> _DATA PROVIDED_
+---+
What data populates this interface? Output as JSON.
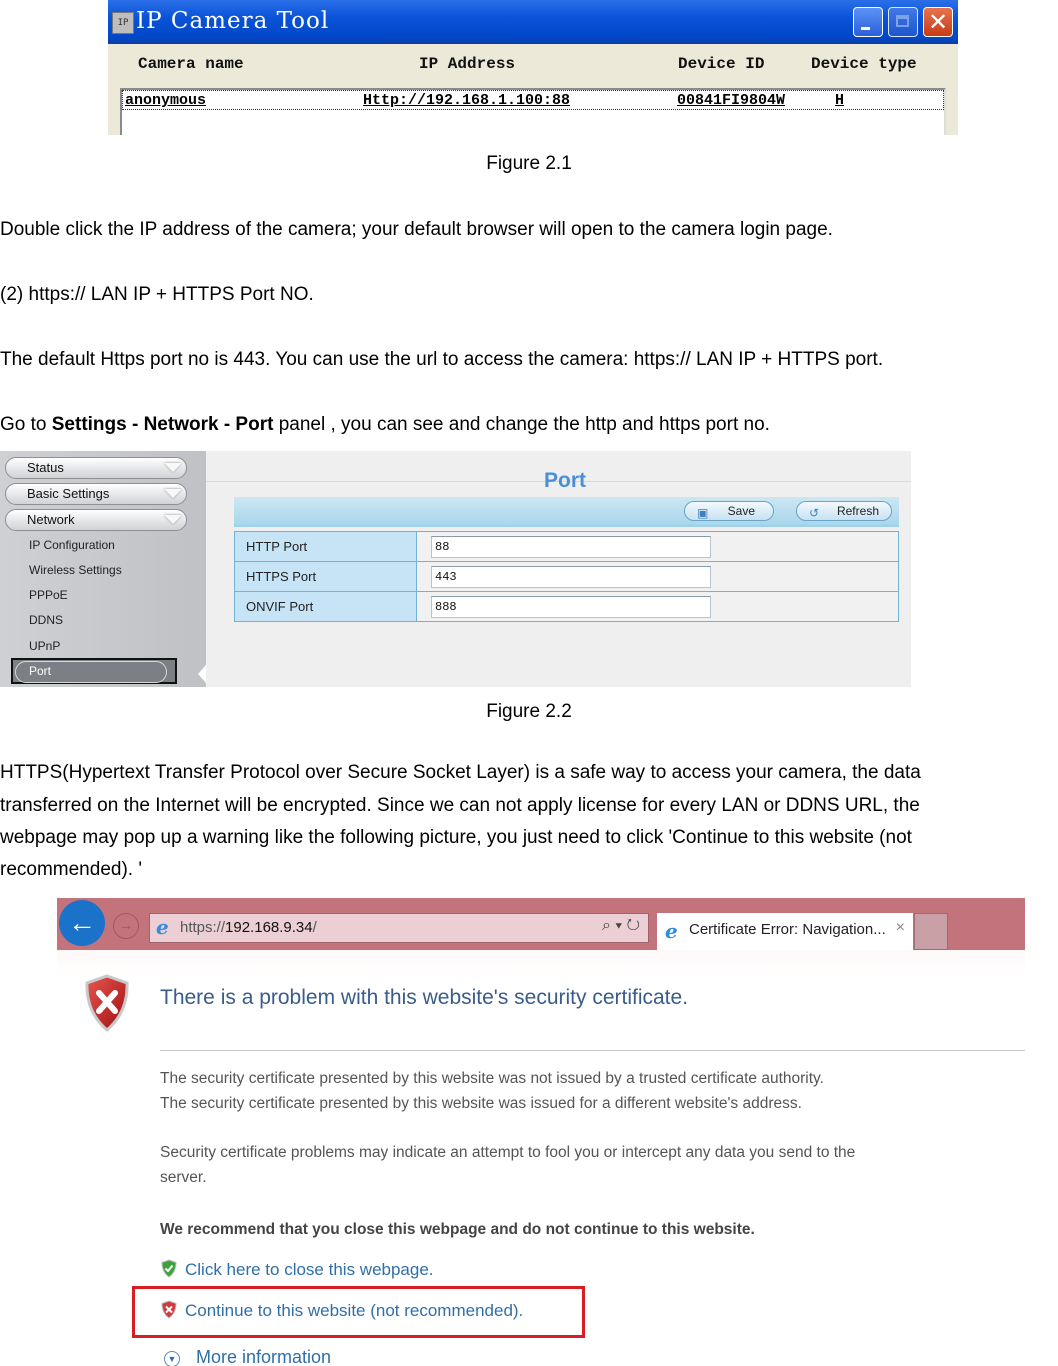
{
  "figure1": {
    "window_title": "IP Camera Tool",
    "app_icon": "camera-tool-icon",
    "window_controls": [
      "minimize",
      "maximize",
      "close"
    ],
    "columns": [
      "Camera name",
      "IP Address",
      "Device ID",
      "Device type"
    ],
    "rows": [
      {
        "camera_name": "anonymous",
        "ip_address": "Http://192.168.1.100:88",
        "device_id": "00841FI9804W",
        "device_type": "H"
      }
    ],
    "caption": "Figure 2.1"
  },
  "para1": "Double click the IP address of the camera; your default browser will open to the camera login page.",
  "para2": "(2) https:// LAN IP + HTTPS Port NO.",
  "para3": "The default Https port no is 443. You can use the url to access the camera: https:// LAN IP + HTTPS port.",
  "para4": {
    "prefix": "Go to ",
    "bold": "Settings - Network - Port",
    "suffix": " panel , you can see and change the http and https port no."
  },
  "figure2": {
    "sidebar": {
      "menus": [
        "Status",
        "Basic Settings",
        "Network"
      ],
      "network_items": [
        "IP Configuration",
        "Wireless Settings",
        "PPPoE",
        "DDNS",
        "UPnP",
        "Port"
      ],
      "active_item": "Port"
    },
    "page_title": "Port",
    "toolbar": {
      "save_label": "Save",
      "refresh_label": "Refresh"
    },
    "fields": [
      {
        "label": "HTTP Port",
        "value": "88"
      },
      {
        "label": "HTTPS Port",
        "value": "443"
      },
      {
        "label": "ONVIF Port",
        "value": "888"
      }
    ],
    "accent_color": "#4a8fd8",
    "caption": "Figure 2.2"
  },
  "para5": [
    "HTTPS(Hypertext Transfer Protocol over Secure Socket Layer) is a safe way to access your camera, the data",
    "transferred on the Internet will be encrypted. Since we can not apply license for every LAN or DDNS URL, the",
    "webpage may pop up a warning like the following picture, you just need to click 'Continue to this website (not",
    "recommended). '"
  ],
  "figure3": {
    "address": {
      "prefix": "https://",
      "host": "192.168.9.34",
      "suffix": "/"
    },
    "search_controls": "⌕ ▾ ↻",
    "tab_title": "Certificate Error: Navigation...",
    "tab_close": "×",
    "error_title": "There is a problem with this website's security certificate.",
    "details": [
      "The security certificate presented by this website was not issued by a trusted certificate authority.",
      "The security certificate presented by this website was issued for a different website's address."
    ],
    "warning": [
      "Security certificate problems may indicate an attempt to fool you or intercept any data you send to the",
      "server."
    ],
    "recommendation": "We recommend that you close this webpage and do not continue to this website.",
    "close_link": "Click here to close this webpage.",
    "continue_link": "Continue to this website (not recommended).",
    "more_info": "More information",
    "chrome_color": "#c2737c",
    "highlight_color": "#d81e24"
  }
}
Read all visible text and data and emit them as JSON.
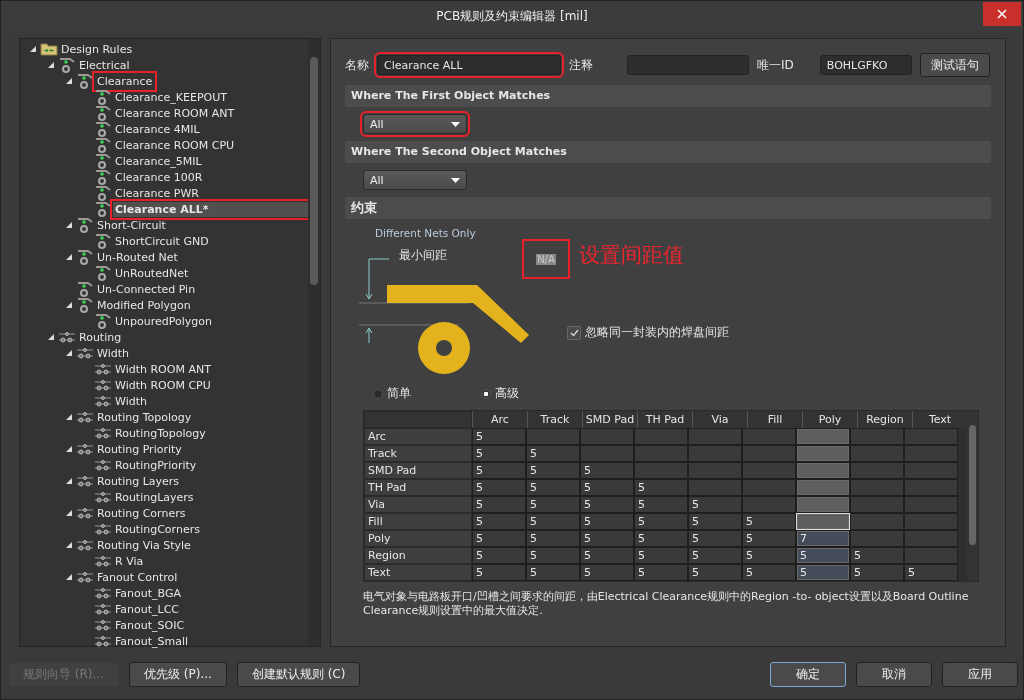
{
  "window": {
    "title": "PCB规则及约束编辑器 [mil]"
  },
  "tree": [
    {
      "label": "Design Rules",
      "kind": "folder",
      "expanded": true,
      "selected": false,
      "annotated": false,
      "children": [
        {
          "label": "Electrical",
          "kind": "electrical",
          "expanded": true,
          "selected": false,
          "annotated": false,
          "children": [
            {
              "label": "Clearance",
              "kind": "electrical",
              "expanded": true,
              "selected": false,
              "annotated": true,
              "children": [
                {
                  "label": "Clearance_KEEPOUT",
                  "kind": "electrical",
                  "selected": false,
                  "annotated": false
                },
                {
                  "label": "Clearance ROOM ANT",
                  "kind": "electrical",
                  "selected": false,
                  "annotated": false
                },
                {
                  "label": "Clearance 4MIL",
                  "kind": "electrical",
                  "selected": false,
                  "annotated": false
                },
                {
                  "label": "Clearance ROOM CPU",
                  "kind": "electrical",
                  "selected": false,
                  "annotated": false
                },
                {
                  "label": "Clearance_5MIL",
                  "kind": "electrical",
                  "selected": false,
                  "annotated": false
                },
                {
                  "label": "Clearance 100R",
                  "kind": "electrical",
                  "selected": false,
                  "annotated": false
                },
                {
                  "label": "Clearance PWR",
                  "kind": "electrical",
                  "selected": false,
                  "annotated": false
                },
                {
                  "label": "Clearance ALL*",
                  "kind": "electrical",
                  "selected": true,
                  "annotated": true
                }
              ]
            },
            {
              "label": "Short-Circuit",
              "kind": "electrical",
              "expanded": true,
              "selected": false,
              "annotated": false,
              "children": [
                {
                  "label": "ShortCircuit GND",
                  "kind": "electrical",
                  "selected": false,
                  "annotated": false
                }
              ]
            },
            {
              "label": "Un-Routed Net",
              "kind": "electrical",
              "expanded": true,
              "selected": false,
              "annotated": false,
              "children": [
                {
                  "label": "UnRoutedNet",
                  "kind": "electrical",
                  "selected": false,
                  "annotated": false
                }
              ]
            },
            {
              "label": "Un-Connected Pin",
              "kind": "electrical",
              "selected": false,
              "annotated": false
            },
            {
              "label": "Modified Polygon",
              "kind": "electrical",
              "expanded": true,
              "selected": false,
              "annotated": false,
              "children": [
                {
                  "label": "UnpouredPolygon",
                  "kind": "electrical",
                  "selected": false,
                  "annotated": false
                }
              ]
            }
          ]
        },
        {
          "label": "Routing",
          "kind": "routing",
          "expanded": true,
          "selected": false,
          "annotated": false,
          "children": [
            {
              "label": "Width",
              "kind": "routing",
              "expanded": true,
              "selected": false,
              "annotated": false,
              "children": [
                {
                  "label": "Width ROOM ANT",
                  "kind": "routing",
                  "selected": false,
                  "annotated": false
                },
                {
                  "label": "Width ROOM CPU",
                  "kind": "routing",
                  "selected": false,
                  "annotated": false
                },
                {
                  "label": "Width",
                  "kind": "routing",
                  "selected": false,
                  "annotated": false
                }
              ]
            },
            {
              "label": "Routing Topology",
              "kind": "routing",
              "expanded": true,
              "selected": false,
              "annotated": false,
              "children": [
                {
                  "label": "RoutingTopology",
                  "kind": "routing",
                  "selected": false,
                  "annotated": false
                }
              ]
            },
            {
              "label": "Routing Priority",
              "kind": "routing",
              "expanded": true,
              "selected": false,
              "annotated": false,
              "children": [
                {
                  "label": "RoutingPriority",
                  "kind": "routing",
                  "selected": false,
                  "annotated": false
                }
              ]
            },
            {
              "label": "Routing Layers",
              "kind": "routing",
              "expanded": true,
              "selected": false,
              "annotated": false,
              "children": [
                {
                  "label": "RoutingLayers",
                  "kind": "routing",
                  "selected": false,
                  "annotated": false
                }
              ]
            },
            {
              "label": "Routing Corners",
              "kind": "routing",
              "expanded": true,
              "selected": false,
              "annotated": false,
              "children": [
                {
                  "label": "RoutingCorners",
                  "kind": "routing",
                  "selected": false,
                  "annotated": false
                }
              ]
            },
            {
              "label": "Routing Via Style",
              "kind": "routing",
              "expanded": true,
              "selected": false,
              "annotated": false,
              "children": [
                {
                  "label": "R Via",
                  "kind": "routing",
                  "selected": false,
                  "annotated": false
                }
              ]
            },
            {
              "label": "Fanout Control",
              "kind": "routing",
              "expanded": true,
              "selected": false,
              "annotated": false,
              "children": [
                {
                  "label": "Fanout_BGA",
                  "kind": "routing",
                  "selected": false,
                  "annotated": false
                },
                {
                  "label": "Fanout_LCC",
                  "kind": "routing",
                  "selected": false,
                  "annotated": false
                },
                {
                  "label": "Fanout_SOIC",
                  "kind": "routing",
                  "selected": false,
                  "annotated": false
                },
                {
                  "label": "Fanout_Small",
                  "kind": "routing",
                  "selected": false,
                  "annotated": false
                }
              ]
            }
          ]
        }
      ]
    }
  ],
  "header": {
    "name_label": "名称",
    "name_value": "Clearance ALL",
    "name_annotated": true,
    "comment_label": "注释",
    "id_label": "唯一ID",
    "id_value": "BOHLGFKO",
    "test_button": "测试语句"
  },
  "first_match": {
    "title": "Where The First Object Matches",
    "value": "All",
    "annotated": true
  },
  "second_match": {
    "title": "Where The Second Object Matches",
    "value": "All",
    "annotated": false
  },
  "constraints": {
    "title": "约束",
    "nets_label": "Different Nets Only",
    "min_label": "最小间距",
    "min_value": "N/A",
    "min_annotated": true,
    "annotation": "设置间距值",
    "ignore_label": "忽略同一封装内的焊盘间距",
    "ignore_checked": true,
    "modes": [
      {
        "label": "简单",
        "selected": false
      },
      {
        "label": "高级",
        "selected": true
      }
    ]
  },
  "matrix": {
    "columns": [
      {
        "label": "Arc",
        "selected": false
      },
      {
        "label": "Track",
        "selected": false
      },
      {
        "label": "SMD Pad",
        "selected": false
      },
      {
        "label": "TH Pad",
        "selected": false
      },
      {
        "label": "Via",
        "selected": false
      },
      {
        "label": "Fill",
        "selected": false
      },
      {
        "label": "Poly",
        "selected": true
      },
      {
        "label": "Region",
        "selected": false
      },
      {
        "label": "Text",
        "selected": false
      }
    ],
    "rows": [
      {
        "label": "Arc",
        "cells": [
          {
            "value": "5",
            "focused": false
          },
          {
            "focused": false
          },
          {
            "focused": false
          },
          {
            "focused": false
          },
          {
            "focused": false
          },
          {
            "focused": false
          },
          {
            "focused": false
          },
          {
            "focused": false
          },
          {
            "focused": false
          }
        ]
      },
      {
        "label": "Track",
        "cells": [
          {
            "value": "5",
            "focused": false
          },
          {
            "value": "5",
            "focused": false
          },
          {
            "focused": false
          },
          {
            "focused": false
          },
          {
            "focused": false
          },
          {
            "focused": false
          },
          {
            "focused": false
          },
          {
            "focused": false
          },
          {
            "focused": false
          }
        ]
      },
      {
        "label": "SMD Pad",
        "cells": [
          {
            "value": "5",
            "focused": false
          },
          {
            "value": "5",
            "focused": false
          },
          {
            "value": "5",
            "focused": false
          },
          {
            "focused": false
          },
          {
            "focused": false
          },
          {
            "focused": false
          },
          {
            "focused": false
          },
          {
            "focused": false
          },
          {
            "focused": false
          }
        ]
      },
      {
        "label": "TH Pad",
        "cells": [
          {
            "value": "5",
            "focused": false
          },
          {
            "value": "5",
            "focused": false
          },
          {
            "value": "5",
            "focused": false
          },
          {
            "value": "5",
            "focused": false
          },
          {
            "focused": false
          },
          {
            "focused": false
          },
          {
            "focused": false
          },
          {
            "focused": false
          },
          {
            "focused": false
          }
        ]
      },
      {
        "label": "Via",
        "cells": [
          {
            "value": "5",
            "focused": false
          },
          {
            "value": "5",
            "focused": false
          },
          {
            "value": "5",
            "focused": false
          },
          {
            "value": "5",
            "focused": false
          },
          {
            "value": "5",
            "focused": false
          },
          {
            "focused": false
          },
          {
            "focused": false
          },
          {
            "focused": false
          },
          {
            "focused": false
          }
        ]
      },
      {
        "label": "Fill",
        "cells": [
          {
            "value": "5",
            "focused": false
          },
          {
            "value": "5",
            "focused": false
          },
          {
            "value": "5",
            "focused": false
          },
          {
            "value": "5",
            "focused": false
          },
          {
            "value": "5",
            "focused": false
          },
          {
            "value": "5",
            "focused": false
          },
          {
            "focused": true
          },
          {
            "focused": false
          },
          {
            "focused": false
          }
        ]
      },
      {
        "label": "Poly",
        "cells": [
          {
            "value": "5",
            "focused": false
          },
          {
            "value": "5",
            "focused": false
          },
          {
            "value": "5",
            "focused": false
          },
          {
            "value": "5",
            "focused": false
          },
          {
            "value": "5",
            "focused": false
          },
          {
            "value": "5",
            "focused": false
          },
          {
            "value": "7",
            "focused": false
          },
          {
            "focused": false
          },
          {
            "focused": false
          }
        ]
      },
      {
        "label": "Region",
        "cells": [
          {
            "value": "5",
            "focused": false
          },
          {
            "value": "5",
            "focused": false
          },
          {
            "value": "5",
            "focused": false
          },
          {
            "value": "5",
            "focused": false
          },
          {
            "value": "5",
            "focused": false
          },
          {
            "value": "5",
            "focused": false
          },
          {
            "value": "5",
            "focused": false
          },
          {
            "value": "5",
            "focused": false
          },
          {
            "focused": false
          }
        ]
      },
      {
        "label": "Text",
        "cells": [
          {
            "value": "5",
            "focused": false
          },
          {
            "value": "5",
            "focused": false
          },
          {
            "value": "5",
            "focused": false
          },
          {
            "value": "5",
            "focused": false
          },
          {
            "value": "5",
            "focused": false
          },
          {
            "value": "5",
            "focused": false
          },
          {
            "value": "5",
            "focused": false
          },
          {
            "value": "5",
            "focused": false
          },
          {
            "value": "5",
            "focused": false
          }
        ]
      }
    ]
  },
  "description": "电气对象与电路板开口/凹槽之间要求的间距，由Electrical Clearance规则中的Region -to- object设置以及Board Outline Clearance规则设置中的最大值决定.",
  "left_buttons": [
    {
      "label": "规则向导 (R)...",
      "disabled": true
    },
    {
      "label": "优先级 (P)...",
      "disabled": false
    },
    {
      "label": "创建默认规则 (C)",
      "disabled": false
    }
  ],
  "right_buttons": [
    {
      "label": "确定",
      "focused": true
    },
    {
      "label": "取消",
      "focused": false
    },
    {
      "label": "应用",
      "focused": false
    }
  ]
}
+---+
> _EXERCISE TASK_
Find "Where". Copy every line it occurs in.

> _FINISHED TASK_
    "title": "Where The First Object Matches",
    "title": "Where The Second Object Matches",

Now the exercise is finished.